>> begin
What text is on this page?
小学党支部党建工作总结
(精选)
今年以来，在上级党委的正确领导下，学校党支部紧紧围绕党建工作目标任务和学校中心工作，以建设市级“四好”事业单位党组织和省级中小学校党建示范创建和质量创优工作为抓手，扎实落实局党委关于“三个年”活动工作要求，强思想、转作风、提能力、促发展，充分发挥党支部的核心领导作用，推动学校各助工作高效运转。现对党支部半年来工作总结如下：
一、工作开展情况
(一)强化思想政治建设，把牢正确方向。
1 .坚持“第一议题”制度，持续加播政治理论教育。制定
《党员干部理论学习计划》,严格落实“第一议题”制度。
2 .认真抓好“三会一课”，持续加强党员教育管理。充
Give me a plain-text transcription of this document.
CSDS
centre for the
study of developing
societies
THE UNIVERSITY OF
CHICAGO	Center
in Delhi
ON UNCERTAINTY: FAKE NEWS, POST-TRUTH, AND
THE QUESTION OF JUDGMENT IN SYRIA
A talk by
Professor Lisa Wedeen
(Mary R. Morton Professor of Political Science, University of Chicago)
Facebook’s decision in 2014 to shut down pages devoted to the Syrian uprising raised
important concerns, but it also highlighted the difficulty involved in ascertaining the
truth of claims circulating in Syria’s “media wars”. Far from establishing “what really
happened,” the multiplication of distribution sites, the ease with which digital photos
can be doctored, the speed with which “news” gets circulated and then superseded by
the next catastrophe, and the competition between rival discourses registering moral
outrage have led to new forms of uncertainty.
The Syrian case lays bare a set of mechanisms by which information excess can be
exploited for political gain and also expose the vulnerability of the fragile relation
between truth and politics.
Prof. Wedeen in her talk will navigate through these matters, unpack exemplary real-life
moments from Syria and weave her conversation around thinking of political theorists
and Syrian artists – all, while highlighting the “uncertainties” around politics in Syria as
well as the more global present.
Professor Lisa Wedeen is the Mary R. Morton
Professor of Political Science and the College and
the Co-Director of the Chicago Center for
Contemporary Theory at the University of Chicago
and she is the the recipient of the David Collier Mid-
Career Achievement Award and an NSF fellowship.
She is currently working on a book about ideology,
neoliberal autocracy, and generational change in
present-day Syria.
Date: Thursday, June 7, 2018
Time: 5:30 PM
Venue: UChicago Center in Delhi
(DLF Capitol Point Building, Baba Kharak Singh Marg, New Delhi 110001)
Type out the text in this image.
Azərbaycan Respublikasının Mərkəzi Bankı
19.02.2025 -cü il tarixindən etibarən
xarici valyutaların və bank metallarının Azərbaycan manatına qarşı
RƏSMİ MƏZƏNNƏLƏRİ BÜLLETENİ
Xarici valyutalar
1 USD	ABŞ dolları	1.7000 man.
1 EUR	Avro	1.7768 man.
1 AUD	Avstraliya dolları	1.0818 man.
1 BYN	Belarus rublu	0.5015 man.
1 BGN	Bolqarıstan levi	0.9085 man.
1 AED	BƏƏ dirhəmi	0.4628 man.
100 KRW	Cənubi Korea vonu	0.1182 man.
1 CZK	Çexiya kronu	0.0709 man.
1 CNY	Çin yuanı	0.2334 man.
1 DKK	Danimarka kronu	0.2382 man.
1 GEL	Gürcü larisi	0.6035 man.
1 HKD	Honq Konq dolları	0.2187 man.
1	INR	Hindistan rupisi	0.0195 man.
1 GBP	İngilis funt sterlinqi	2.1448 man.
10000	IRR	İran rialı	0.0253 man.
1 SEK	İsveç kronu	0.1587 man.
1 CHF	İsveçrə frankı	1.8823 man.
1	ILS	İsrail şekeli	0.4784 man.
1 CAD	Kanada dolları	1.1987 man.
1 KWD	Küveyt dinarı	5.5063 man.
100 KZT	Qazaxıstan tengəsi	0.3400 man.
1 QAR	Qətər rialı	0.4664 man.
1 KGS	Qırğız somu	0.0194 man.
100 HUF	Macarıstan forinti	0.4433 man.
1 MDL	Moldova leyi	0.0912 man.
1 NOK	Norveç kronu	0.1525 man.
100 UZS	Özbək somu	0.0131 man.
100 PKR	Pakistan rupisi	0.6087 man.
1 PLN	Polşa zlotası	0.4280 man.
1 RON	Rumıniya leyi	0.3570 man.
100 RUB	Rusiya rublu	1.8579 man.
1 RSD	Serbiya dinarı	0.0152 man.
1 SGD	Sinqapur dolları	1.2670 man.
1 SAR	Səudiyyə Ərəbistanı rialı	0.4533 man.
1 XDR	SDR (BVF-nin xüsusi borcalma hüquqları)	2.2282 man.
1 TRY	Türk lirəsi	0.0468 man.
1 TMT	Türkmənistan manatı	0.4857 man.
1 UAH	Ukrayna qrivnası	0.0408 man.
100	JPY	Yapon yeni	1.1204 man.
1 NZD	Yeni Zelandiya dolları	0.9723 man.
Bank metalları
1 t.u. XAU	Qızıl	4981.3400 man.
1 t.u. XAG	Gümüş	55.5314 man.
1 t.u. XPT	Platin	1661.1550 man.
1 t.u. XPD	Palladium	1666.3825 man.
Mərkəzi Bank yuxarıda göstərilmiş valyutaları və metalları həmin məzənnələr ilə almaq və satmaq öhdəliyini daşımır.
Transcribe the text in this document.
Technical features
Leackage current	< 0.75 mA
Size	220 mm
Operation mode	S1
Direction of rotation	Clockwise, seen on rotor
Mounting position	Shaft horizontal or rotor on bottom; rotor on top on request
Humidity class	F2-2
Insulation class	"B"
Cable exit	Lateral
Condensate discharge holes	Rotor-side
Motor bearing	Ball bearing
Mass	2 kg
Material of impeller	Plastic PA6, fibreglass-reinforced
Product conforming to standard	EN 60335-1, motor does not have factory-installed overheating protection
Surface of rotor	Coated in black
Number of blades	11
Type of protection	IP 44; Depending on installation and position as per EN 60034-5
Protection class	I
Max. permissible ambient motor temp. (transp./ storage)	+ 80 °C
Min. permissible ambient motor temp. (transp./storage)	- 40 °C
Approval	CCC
>> end
Transcribe every line of the data, exactly as it stands.

What text is on this page?
小学党支部党建工作总结
(精选)
今年以来，在上级党委的正确领导下，学校党支部紧紧围绕党建工作目标任务和学校中心工作，以建设市级“四好”事业单位党组织和省级中小学校党建示范创建和质量创优工作为抓手，扎实落实局党委关于“三个年”活动工作要求，强思想、转作风、提能力、促发展，充分发挥党支部的核心领导作用，推动学校各助工作高效运转。现对党支部半年来工作总结如下：
一、工作开展情况
(一)强化思想政治建设，把牢正确方向。
1 .坚持“第一议题”制度，持续加播政治理论教育。制定
《党员干部理论学习计划》,严格落实“第一议题”制度。
2 .认真抓好“三会一课”，持续加强党员教育管理。充
Give me a plain-text transcription of this document.
CSDS
centre for the
study of developing
societies
THE UNIVERSITY OF
CHICAGO	Center
in Delhi
ON UNCERTAINTY: FAKE NEWS, POST-TRUTH, AND
THE QUESTION OF JUDGMENT IN SYRIA
A talk by
Professor Lisa Wedeen
(Mary R. Morton Professor of Political Science, University of Chicago)
Facebook’s decision in 2014 to shut down pages devoted to the Syrian uprising raised
important concerns, but it also highlighted the difficulty involved in ascertaining the
truth of claims circulating in Syria’s “media wars”. Far from establishing “what really
happened,” the multiplication of distribution sites, the ease with which digital photos
can be doctored, the speed with which “news” gets circulated and then superseded by
the next catastrophe, and the competition between rival discourses registering moral
outrage have led to new forms of uncertainty.
The Syrian case lays bare a set of mechanisms by which information excess can be
exploited for political gain and also expose the vulnerability of the fragile relation
between truth and politics.
Prof. Wedeen in her talk will navigate through these matters, unpack exemplary real-life
moments from Syria and weave her conversation around thinking of political theorists
and Syrian artists – all, while highlighting the “uncertainties” around politics in Syria as
well as the more global present.
Professor Lisa Wedeen is the Mary R. Morton
Professor of Political Science and the College and
the Co-Director of the Chicago Center for
Contemporary Theory at the University of Chicago
and she is the the recipient of the David Collier Mid-
Career Achievement Award and an NSF fellowship.
She is currently working on a book about ideology,
neoliberal autocracy, and generational change in
present-day Syria.
Date: Thursday, June 7, 2018
Time: 5:30 PM
Venue: UChicago Center in Delhi
(DLF Capitol Point Building, Baba Kharak Singh Marg, New Delhi 110001)
Type out the text in this image.
Azərbaycan Respublikasının Mərkəzi Bankı
19.02.2025 -cü il tarixindən etibarən
xarici valyutaların və bank metallarının Azərbaycan manatına qarşı
RƏSMİ MƏZƏNNƏLƏRİ BÜLLETENİ
Xarici valyutalar
1 USD	ABŞ dolları	1.7000 man.
1 EUR	Avro	1.7768 man.
1 AUD	Avstraliya dolları	1.0818 man.
1 BYN	Belarus rublu	0.5015 man.
1 BGN	Bolqarıstan levi	0.9085 man.
1 AED	BƏƏ dirhəmi	0.4628 man.
100 KRW	Cənubi Korea vonu	0.1182 man.
1 CZK	Çexiya kronu	0.0709 man.
1 CNY	Çin yuanı	0.2334 man.
1 DKK	Danimarka kronu	0.2382 man.
1 GEL	Gürcü larisi	0.6035 man.
1 HKD	Honq Konq dolları	0.2187 man.
1	INR	Hindistan rupisi	0.0195 man.
1 GBP	İngilis funt sterlinqi	2.1448 man.
10000	IRR	İran rialı	0.0253 man.
1 SEK	İsveç kronu	0.1587 man.
1 CHF	İsveçrə frankı	1.8823 man.
1	ILS	İsrail şekeli	0.4784 man.
1 CAD	Kanada dolları	1.1987 man.
1 KWD	Küveyt dinarı	5.5063 man.
100 KZT	Qazaxıstan tengəsi	0.3400 man.
1 QAR	Qətər rialı	0.4664 man.
1 KGS	Qırğız somu	0.0194 man.
100 HUF	Macarıstan forinti	0.4433 man.
1 MDL	Moldova leyi	0.0912 man.
1 NOK	Norveç kronu	0.1525 man.
100 UZS	Özbək somu	0.0131 man.
100 PKR	Pakistan rupisi	0.6087 man.
1 PLN	Polşa zlotası	0.4280 man.
1 RON	Rumıniya leyi	0.3570 man.
100 RUB	Rusiya rublu	1.8579 man.
1 RSD	Serbiya dinarı	0.0152 man.
1 SGD	Sinqapur dolları	1.2670 man.
1 SAR	Səudiyyə Ərəbistanı rialı	0.4533 man.
1 XDR	SDR (BVF-nin xüsusi borcalma hüquqları)	2.2282 man.
1 TRY	Türk lirəsi	0.0468 man.
1 TMT	Türkmənistan manatı	0.4857 man.
1 UAH	Ukrayna qrivnası	0.0408 man.
100	JPY	Yapon yeni	1.1204 man.
1 NZD	Yeni Zelandiya dolları	0.9723 man.
Bank metalları
1 t.u. XAU	Qızıl	4981.3400 man.
1 t.u. XAG	Gümüş	55.5314 man.
1 t.u. XPT	Platin	1661.1550 man.
1 t.u. XPD	Palladium	1666.3825 man.
Mərkəzi Bank yuxarıda göstərilmiş valyutaları və metalları həmin məzənnələr ilə almaq və satmaq öhdəliyini daşımır.
Transcribe the text in this document.
Technical features
Leackage current	< 0.75 mA
Size	220 mm
Operation mode	S1
Direction of rotation	Clockwise, seen on rotor
Mounting position	Shaft horizontal or rotor on bottom; rotor on top on request
Humidity class	F2-2
Insulation class	"B"
Cable exit	Lateral
Condensate discharge holes	Rotor-side
Motor bearing	Ball bearing
Mass	2 kg
Material of impeller	Plastic PA6, fibreglass-reinforced
Product conforming to standard	EN 60335-1, motor does not have factory-installed overheating protection
Surface of rotor	Coated in black
Number of blades	11
Type of protection	IP 44; Depending on installation and position as per EN 60034-5
Protection class	I
Max. permissible ambient motor temp. (transp./ storage)	+ 80 °C
Min. permissible ambient motor temp. (transp./storage)	- 40 °C
Approval	CCC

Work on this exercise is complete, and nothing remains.